Drop the pictures from the entries below, then reproduce the rest exactly.

**** Record excerpts

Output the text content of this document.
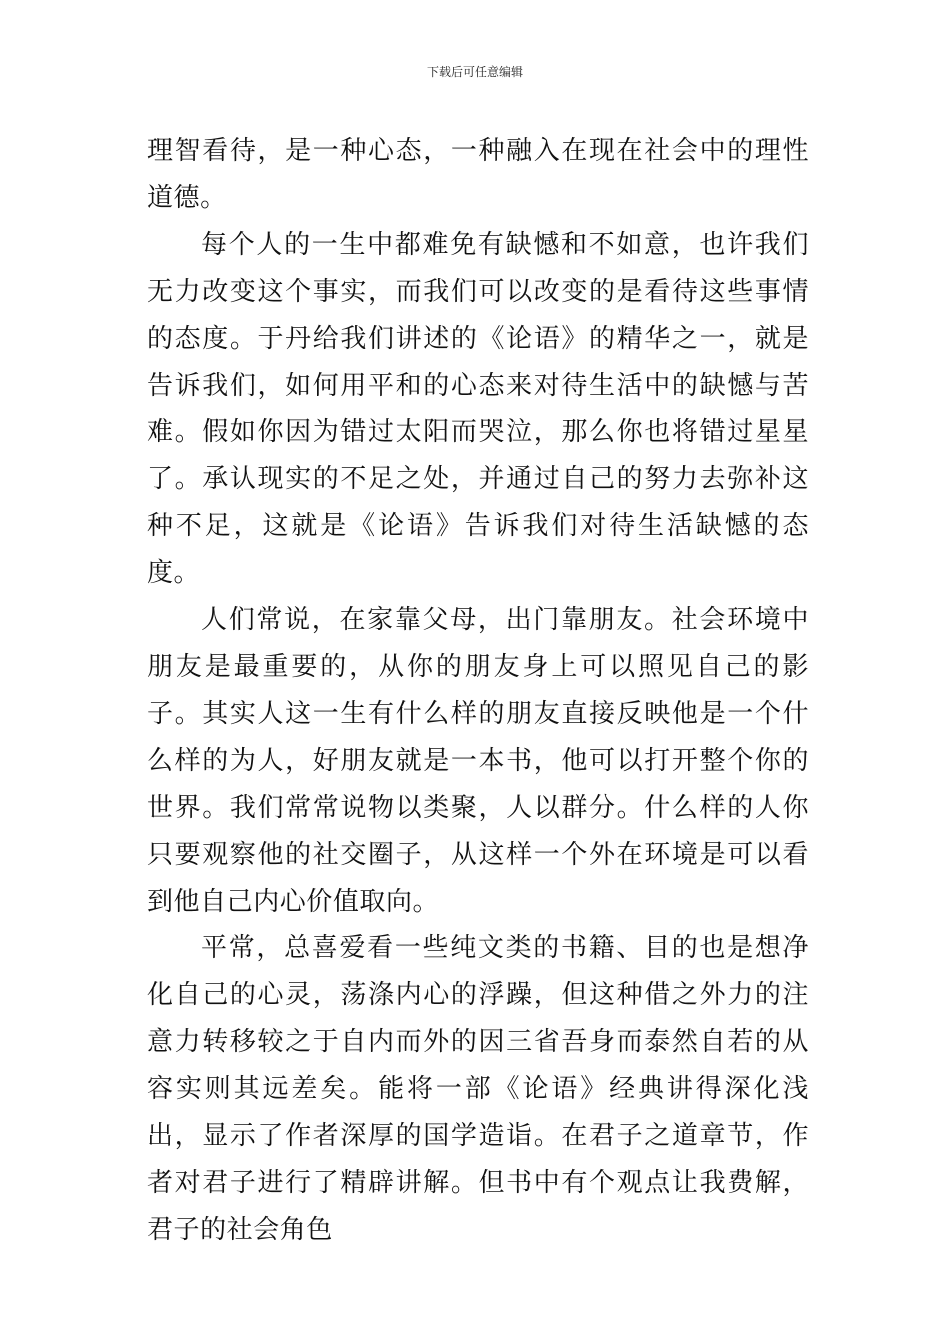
下载后可任意编辑

理智看待，是一种心态，一种融入在现在社会中的理性道德。

每个人的一生中都难免有缺憾和不如意，也许我们无力改变这个事实，而我们可以改变的是看待这些事情的态度。于丹给我们讲述的《论语》的精华之一，就是告诉我们，如何用平和的心态来对待生活中的缺憾与苦难。假如你因为错过太阳而哭泣，那么你也将错过星星了。承认现实的不足之处，并通过自己的努力去弥补这种不足，这就是《论语》告诉我们对待生活缺憾的态度。

人们常说，在家靠父母，出门靠朋友。社会环境中朋友是最重要的，从你的朋友身上可以照见自己的影子。其实人这一生有什么样的朋友直接反映他是一个什么样的为人，好朋友就是一本书，他可以打开整个你的世界。我们常常说物以类聚，人以群分。什么样的人你只要观察他的社交圈子，从这样一个外在环境是可以看到他自己内心价值取向。

平常，总喜爱看一些纯文类的书籍、目的也是想净化自己的心灵，荡涤内心的浮躁，但这种借之外力的注意力转移较之于自内而外的因三省吾身而泰然自若的从容实则其远差矣。能将一部《论语》经典讲得深化浅出，显示了作者深厚的国学造诣。在君子之道章节，作者对君子进行了精辟讲解。但书中有个观点让我费解，君子的社会角色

********

_Right answer_
Output the text content of this document.
下载后可任意编辑

理智看待，是一种心态，一种融入在现在社会中的理性道德。

每个人的一生中都难免有缺憾和不如意，也许我们无力改变这个事实，而我们可以改变的是看待这些事情的态度。于丹给我们讲述的《论语》的精华之一，就是告诉我们，如何用平和的心态来对待生活中的缺憾与苦难。假如你因为错过太阳而哭泣，那么你也将错过星星了。承认现实的不足之处，并通过自己的努力去弥补这种不足，这就是《论语》告诉我们对待生活缺憾的态度。

人们常说，在家靠父母，出门靠朋友。社会环境中朋友是最重要的，从你的朋友身上可以照见自己的影子。其实人这一生有什么样的朋友直接反映他是一个什么样的为人，好朋友就是一本书，他可以打开整个你的世界。我们常常说物以类聚，人以群分。什么样的人你只要观察他的社交圈子，从这样一个外在环境是可以看到他自己内心价值取向。

平常，总喜爱看一些纯文类的书籍、目的也是想净化自己的心灵，荡涤内心的浮躁，但这种借之外力的注意力转移较之于自内而外的因三省吾身而泰然自若的从容实则其远差矣。能将一部《论语》经典讲得深化浅出，显示了作者深厚的国学造诣。在君子之道章节，作者对君子进行了精辟讲解。但书中有个观点让我费解，君子的社会角色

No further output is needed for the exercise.